Task instructions:
Reproduce all lines of the listing below in which the word "височина" occurs.

:: Records ::

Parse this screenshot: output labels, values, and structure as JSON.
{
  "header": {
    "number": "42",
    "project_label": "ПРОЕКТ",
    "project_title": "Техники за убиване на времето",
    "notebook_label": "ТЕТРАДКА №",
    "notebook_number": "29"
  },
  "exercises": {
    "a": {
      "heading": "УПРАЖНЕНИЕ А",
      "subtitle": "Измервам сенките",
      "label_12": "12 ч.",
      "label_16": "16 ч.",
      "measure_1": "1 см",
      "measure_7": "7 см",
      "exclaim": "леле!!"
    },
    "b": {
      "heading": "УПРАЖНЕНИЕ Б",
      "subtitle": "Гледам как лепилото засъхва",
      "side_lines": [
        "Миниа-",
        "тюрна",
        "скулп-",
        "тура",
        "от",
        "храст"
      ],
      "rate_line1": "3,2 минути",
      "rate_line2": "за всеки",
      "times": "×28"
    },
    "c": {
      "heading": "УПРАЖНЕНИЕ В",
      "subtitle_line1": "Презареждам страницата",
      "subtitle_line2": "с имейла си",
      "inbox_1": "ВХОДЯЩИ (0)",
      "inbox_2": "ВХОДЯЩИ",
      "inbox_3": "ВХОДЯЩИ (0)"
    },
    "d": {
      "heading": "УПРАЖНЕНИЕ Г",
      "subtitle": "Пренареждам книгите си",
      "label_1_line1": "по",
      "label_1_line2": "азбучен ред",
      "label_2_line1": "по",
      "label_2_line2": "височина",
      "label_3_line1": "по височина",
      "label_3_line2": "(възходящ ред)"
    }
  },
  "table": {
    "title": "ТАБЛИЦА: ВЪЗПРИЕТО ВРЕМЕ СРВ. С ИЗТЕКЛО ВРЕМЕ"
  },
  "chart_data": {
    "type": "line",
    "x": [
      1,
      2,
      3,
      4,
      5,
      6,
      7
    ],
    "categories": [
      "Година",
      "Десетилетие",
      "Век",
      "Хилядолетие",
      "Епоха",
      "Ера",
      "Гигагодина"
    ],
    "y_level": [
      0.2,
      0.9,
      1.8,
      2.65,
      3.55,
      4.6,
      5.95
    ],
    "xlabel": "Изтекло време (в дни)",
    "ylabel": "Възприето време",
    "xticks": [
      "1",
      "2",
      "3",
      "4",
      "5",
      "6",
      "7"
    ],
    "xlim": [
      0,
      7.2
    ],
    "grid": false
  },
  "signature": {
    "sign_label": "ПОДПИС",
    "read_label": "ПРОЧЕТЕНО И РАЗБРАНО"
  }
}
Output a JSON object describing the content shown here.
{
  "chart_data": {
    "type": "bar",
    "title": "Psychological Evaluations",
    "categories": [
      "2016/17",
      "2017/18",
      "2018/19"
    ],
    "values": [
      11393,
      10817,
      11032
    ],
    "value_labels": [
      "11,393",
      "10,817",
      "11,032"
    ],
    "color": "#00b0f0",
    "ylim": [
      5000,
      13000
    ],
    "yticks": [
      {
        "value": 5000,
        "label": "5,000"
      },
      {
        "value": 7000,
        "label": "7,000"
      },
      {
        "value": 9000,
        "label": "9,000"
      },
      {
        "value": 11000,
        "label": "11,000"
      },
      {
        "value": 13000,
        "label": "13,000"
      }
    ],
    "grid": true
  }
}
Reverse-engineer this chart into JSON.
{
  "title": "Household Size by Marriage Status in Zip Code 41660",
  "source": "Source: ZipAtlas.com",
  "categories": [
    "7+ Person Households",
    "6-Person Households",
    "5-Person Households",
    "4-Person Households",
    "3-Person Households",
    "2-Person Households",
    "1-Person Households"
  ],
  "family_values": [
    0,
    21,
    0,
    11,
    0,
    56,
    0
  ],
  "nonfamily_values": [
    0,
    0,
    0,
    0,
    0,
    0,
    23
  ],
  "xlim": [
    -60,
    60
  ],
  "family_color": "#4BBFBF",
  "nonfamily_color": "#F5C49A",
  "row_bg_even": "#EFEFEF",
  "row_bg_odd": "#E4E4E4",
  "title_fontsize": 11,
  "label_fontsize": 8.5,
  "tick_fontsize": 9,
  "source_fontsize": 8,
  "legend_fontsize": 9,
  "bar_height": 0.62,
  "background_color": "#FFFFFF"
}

:::

Response:
      "label_2_line2": "височина",
      "label_3_line1": "по височина",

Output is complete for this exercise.